(Beginning of Reading text)

Published by Head of Zeus,
20 October 2014.
ISBN: 9781781856840 (HB)
20 October 2014.
ISBN: 9781781856840 (HB)
Sometimes crime novel are just that: novels which chart the
investigation of a crime and the triumph of the good guys over the villains.
And sometimes they’re a lot more than that.
The
Moon Pool is Sophie Littlefield’s
seventeenth novel, but her first with a British publisher – and what a UK debut
it is! It’s certainly a crime novel, though not in the conventional sense; the
only death is an accident, and the bad guys are big oil corporations who value
profit over the safety and welfare of their employees. But it’s also a great
deal more.
Colleen
is a wealthy middle-class housewife from New England; Shay is a survivor from
California who has lived most of her life battling to make ends meet. They are
thrown together midway between their homes because each has a son who has gone
missing. Both boys came to North Dakota to work for an oil company in a town
which has mushroomed as a result of the oil boom; both disappeared on the same
day. The company, the police and just about everyone else they talk to simply
aren’t interested.
At
the heart of the narrative lies the growth of an uneasy, see-sawing
relationship between them as they follow a trail of clues, and by the end of
the book I felt I knew both women as well as my neighbours. Another great
strength is the way Littlefield brings the town to life, so that it’s almost
another character in its own right: constant noise and traffic; restaurants and
hypermarkets operating 24/7 to meet the huge demand; makeshift accommodation
people pay a small fortune for, because there isn’t halfway enough to go round;
the biting North Dakota winter, which affects everything the women attempt.
The
plot is on the simple side. Mostly it’s Colleen’s and Shay’s story, but a
scattering of chapters shifts the focus to a young native American boy who is
clearly connected to them in some way, and knows more than he’s telling.
Suffice to say all the threads knit together before the end.
Mainly
The Moon Pool is a novel about human nature, and different ways in which
people take advantage of each other. I found myself disliking both women, and
at the same time desperately wanting their sons to be found, and safe. Above
all, I ached to know what had happened, and whether David could defeat Goliath
and the oil company could be made to pay for its sins.
Now
that Sophie Littlefield’s work has found a market in the UK, she will surely
grow into a respected and acclaimed novelist. If The Moon Pool is in any
way typical, she deserves that and more.
------
Reviewer: Lynne Patrick
Sophie
Littlefield grew up in rural
Missouri, the middle child of a professor and an artist. She has been writing
stories since childhood. After taking a hiatus to raise her children, she sold
her first book in 2008, and has since authored over a dozen novels in several
genres. Sophie's novels have won Anthony and RT Book Awards and been
shortlisted for Edgar, Barry, Crimespree, Macavity, and Goodreads Choice
Awards. In addition to women's fiction, she writes the post-apocalyptic
AFTERTIME series, the Stella Hardesty and Joe Bashir crime series, and
thrillers for young adults. She is a past president of the San Francisco
Romance Writers of America chapter. Sophie makes her home in northern
California.
Lynne Patrick has been a writer ever since she could pick up a pen,
and has enjoyed success with short stories, reviews and feature journalism, but
never, alas, with a novel. She crossed to the dark side to become a publisher
for a few years, and is proud to have launched several careers which are now
burgeoning. She lives on the edge of rural Derbyshire in a house groaning with
books, about half of them crime fiction.

(End of Reading text)
(Beginning of Extracted records)

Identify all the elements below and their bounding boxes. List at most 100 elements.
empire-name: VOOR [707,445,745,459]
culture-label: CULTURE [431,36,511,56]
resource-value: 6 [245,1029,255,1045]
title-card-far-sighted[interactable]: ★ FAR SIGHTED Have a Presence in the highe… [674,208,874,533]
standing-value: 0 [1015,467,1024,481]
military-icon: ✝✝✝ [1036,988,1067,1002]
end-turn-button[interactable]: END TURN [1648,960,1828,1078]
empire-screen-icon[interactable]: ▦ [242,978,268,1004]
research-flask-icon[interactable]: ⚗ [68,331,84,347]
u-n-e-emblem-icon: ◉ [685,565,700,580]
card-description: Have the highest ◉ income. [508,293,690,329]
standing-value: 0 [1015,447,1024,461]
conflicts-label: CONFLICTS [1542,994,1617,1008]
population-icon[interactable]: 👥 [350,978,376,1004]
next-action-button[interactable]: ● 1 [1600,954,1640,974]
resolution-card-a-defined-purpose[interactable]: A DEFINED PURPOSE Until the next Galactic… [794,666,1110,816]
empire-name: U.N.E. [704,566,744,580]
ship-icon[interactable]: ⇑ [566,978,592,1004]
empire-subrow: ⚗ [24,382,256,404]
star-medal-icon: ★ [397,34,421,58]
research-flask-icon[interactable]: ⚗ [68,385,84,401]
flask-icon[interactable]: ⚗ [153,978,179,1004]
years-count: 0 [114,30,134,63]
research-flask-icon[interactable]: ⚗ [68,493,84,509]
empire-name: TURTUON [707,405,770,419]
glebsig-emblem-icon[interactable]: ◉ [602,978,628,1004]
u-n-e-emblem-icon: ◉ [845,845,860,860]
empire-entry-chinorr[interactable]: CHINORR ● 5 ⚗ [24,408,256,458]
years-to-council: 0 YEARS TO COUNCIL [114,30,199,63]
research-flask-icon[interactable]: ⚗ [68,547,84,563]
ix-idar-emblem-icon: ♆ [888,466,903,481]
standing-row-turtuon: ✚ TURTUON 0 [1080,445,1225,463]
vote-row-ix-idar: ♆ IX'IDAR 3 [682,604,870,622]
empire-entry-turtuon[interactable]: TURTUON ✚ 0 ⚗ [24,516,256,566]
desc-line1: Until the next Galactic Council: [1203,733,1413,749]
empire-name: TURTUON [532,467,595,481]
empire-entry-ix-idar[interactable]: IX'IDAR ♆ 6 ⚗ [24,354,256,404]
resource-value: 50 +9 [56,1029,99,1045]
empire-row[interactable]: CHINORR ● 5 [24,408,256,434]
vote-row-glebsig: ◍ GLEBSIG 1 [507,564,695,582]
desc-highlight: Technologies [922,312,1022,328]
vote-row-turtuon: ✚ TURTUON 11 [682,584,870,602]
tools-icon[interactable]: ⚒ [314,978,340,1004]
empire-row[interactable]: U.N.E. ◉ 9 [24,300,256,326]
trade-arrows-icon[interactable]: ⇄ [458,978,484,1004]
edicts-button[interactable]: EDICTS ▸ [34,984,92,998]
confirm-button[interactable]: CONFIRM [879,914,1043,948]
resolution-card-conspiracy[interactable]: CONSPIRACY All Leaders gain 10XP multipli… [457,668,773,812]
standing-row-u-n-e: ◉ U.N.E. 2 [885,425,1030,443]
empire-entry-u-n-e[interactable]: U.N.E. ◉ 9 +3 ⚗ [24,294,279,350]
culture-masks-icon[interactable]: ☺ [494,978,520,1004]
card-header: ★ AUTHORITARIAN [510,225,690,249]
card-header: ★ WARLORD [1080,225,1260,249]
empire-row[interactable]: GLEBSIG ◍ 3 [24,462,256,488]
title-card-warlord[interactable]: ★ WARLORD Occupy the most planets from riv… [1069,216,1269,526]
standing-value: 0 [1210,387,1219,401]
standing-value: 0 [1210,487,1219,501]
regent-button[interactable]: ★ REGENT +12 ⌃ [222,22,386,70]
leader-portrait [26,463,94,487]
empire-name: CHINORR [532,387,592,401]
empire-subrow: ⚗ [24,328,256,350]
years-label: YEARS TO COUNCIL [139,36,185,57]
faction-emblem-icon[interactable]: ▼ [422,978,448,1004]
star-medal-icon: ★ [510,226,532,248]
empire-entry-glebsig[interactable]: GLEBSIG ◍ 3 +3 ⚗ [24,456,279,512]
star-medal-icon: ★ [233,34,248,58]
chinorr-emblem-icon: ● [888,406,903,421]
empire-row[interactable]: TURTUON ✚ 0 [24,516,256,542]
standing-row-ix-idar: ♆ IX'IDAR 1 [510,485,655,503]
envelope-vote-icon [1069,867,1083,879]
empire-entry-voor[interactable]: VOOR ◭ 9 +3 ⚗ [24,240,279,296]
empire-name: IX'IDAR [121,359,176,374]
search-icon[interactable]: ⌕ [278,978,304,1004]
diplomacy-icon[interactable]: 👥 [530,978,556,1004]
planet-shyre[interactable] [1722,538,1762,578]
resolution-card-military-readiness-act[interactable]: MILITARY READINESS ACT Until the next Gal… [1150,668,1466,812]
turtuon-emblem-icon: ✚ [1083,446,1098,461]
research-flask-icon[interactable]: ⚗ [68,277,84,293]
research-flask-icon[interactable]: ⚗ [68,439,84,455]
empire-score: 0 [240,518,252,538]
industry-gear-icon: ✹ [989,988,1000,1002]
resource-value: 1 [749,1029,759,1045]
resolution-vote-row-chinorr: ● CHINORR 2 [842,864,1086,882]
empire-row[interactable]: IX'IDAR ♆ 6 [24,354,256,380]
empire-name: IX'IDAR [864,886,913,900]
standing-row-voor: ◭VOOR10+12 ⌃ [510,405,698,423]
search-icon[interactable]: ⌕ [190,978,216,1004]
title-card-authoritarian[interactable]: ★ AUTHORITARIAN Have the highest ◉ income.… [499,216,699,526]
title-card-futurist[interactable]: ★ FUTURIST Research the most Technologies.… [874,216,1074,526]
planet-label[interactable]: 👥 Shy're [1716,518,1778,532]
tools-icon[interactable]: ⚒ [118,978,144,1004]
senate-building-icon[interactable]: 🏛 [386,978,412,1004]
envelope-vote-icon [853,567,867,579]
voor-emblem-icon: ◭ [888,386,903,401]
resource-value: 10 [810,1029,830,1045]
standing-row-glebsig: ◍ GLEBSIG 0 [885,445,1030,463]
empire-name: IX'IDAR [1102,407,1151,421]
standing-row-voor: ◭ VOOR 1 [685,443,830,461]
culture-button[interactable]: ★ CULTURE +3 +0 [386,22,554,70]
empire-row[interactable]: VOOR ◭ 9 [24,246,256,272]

(End of Extracted records)

* _Exercise tasks_
1) Using the book review, decide whether each of these statements agrees with it: (a) The sons of Colleen and Shay disappeared on the same day. (b) The Moon Pool is Sophie Littlefield's first novel. (c) The only death in The Moon Pool is a murder. Answer yes or no for each, and quote the words from the review that decide it.
2) In the book review, why do people in the oil-boom town pay a small fortune for makeshift accommodation?
3) According to the book review, in what year did Sophie Littlefield sell her first book?

* _Results of the exercise_
1)
(a) Yes: "both disappeared on the same day."
(b) No: "seventeenth novel, but her first with a British publisher"
(c) No: "the only death is an accident"

2) They pay so much because there isn't halfway enough accommodation to go round. The oil boom has made the town grow so fast that housing can't keep up with demand.

3) 2008.